_TEXT_.
──────

Mixing scripts (Re: Unicode versions (Re: Criteria for exceptional characters))

John C Klensin klensin at jck.com
Fri Dec 22 17:45:15 CET 2006



--On Friday, 22 December, 2006 16:42 +0100 "Marcos Sanz/Denic"
<sanz at denic.de> wrote:

>...
> Spoofing is an inherently non-technical issue, which existed
> before there  were domain names. You can try to address it
> with technical tools, but it  is far from being solved by
> banning mixed scripts: there will still be  single-script
> confusables and whole-script confusables and people who will 
> confuse "deutsche-bank.de" with "your-deutsche-bank.de" (what
> I call  conceptually confusables) and people who will not be
> wearing there glasses  when the click on a link.
> 
> So instead of trying to address the spoofing issue in an
> incomplette  manner at the wrong level (and generating new
> kind of unexpected problems  with that), leave the decision of
> what is a spoof of something else to the  information experts.
> For instance, the WIPO has decissions based in the  UDRP,
> Paragraph 4ai, which specifically already protects owners of 
> trademarks when "the domain name is identical or confusingly
> similar to a  trademark or service mark in which the
> complainant has rights".
>...

Marcus,

I don't want to repeat things that have already been said, but I
do want to suggest that the fairly absolute line you seem to be
taking  on this may not be helpful.

First, if one relies on the WIPO position alone, one creates,
not only a full-employment act for lawyers and UDRP mediators,
but also two more specific problems.  

	(1) Those remedies can be applied only after the fact.
	What we have seen on the Internet is that many of the
	"bad guys" operate on a "register a domain name, defraud
	people using that name, and then move on before any
	action can be taken against that particular name" basis.

──────

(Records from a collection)
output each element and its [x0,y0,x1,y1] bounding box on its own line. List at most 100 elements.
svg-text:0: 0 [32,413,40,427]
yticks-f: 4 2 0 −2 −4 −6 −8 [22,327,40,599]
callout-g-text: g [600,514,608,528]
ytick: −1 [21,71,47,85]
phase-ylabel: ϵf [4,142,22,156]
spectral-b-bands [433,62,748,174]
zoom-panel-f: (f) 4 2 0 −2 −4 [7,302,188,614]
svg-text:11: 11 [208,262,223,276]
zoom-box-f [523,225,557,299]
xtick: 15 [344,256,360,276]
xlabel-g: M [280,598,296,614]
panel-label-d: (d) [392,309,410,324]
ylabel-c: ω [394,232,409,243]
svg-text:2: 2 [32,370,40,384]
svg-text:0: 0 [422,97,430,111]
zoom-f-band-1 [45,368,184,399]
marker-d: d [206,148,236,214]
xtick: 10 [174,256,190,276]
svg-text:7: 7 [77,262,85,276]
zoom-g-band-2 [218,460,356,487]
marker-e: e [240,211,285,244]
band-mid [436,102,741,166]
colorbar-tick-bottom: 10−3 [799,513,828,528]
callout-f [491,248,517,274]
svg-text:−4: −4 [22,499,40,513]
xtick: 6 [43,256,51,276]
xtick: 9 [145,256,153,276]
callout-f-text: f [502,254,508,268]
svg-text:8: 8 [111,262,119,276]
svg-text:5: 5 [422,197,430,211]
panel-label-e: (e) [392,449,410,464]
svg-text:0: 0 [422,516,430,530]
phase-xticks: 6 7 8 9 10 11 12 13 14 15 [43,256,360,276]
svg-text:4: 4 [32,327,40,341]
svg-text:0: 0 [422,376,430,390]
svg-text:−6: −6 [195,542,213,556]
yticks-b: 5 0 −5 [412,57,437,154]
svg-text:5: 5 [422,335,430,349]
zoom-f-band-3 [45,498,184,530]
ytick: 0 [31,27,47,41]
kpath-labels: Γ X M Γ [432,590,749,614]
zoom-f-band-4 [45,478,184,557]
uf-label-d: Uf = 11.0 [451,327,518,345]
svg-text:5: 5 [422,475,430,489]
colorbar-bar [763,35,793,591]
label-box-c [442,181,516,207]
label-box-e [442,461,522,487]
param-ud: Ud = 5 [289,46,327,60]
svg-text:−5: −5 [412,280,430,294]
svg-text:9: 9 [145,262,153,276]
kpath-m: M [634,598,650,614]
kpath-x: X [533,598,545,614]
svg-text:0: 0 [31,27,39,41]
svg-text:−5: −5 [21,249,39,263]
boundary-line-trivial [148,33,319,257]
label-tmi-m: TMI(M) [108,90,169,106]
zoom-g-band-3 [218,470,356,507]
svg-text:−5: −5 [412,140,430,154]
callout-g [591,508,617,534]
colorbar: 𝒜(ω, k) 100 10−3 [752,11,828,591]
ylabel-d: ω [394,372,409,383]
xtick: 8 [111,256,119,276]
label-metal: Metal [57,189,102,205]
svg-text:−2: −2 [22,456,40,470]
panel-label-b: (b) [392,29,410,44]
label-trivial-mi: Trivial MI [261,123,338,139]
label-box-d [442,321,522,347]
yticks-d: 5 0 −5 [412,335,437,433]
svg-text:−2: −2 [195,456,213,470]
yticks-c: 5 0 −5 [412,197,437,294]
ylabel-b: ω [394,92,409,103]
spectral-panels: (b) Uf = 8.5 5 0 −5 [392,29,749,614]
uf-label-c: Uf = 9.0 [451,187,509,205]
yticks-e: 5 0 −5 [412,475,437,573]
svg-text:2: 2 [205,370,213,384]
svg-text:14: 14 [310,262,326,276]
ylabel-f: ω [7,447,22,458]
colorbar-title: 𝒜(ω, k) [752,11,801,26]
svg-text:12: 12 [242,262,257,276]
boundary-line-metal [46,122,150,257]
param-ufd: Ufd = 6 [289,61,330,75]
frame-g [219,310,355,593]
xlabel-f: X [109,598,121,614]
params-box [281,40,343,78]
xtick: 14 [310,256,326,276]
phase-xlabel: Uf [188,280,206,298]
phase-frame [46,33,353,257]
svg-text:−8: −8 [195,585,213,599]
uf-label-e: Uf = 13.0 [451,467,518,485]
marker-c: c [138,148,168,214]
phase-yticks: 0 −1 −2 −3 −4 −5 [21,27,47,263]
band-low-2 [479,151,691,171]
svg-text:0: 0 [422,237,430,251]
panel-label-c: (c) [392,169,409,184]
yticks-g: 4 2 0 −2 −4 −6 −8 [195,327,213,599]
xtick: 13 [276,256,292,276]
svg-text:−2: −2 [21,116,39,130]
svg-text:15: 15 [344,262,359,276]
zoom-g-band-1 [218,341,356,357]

──────

_STATED EXERCISE 1_. Summarize the message on mixing scripts in two sentences.
_STATED EXERCISE 2_.
Answer these questions about the message on mixing scripts:
(a) Which pair of domain names is given as an example of what the quoted writer calls "conceptually confusables"?
(b) Which paragraph of the UDRP is cited as protecting trademark owners?
(c) According to the reply, who gains a "full-employment act" if one relies on the WIPO position alone?
_STATED EXERCISE 3_. Extend the message on mixing scripts, picking up right after its final sentence.

_EXPECTED ANSWER 1_. The quoted message argues that spoofing is a non-technical issue that banning mixed scripts cannot solve, and that deciding what counts as a spoof should be left to information experts such as WIPO, whose decisions rest on the UDRP. The reply warns that this fairly absolute position may not be helpful, because relying on the WIPO position alone creates work for lawyers and UDRP mediators and offers remedies only after the fact, while many bad actors register a domain name, defraud people, and move on before any action can be taken.

_EXPECTED ANSWER 2_.
(a) "deutsche-bank.de" and "your-deutsche-bank.de"
(b) Paragraph 4ai
(c) Lawyers and UDRP mediators

_EXPECTED ANSWER 3_.
	In many cases, they stop using the spoofed (or other
	problematic) names even before registration grace
	periods expire, not nearly long enough for someone to
	organize a UDRP complaint and get a domain name revoked.
	
	
	(2) WIPO is not the only UDRP provider.  Even among WIPO
	providers, more so if other providers are considered,
	and more so yet when mediators operate under national
	rules rather than under ICANN/WIPO ones, some decisions
	are wildly inconsistent with others.  It is just not
	possible to rely on that process to reach consistently
	plausible results... a situation that, IMO, will become
	worse as we see more cross-script (not just
	mixed-script) spoofing.

I think that, as a community, we should be looking for ways to
minimize the risk of these problems.  I would not go so far as
to say that the only reason for not doing so is greed, but I
believe that registries that do not follow reasonable standards
of user protection and good sense will, in many countries,
ultimately be held liable for that behavior.   As in almost all
other technology-related areas, industry self-regulation, when
it can be made effective, is preferable to heavy-handed and
reactive governmental or legal system interventions... if only
because it is more plausible to expect that industry will at
least understand the issues.

Second, while I share your distaste for general mixed-script
prohibitions in the IDNA protocols (as I hope I've made clear
already), I believe that this is another area in which looking
closely at sometimes-complex engineering tradeoffs may be much
more useful than making sweeping statements that sound political
or religious even if they are not.  For example, the Unicode
model for handling what they describe as "presentation forms"
makes it essentially impossible to correctly represent large
fractions of some languages without the use of zero-width
joining and non-joining characters.  Those characters are
prohibited in IDNA2003 because, if embedded in arbitrary
strings, they are invisible and invisible characters are the
would-be spoofer's dream come true.  I believe that we will have
to come up with some way to permit them and that doing so will
require some very sensitively-constructed rules about
relationships to particular scripts and/or about adjacent
characters and that those rules will need to be in the protocol.
Such rules would effectively violate a ban on mixed-script
prohibitions, so we had better not get too tied up about general
principles.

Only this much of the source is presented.